Provided data:
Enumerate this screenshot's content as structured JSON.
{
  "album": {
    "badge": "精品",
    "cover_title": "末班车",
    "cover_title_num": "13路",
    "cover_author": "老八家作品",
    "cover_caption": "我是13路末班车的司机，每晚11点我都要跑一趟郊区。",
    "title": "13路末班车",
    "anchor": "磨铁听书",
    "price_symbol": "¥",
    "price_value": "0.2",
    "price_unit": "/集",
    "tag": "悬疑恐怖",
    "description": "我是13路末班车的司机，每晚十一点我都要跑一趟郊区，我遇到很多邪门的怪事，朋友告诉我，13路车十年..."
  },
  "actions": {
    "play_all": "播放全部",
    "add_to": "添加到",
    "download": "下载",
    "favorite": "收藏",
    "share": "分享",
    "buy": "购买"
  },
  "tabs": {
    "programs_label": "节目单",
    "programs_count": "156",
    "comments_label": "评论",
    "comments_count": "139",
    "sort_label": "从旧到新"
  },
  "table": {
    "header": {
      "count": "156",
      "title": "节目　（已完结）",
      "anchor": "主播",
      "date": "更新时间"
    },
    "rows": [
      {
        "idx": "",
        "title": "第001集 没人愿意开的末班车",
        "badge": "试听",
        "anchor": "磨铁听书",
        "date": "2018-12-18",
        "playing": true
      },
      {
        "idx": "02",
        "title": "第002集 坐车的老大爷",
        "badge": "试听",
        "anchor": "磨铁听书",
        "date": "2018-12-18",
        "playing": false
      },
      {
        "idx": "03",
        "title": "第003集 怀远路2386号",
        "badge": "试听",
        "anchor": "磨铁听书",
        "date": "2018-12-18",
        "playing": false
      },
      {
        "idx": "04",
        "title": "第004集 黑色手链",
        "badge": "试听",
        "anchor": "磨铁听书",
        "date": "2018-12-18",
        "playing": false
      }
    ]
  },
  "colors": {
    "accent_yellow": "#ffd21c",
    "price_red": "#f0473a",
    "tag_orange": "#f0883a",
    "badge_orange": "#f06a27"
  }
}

Do this:
Nothing should be changed: write out all of the data as is.

Written response:
Enumerate this screenshot's content as structured JSON.
{
  "album": {
    "badge": "精品",
    "cover_title": "末班车",
    "cover_title_num": "13路",
    "cover_author": "老八家作品",
    "cover_caption": "我是13路末班车的司机，每晚11点我都要跑一趟郊区。",
    "title": "13路末班车",
    "anchor": "磨铁听书",
    "price_symbol": "¥",
    "price_value": "0.2",
    "price_unit": "/集",
    "tag": "悬疑恐怖",
    "description": "我是13路末班车的司机，每晚十一点我都要跑一趟郊区，我遇到很多邪门的怪事，朋友告诉我，13路车十年..."
  },
  "actions": {
    "play_all": "播放全部",
    "add_to": "添加到",
    "download": "下载",
    "favorite": "收藏",
    "share": "分享",
    "buy": "购买"
  },
  "tabs": {
    "programs_label": "节目单",
    "programs_count": "156",
    "comments_label": "评论",
    "comments_count": "139",
    "sort_label": "从旧到新"
  },
  "table": {
    "header": {
      "count": "156",
      "title": "节目　（已完结）",
      "anchor": "主播",
      "date": "更新时间"
    },
    "rows": [
      {
        "idx": "",
        "title": "第001集 没人愿意开的末班车",
        "badge": "试听",
        "anchor": "磨铁听书",
        "date": "2018-12-18",
        "playing": true
      },
      {
        "idx": "02",
        "title": "第002集 坐车的老大爷",
        "badge": "试听",
        "anchor": "磨铁听书",
        "date": "2018-12-18",
        "playing": false
      },
      {
        "idx": "03",
        "title": "第003集 怀远路2386号",
        "badge": "试听",
        "anchor": "磨铁听书",
        "date": "2018-12-18",
        "playing": false
      },
      {
        "idx": "04",
        "title": "第004集 黑色手链",
        "badge": "试听",
        "anchor": "磨铁听书",
        "date": "2018-12-18",
        "playing": false
      }
    ]
  },
  "colors": {
    "accent_yellow": "#ffd21c",
    "price_red": "#f0473a",
    "tag_orange": "#f0883a",
    "badge_orange": "#f06a27"
  }
}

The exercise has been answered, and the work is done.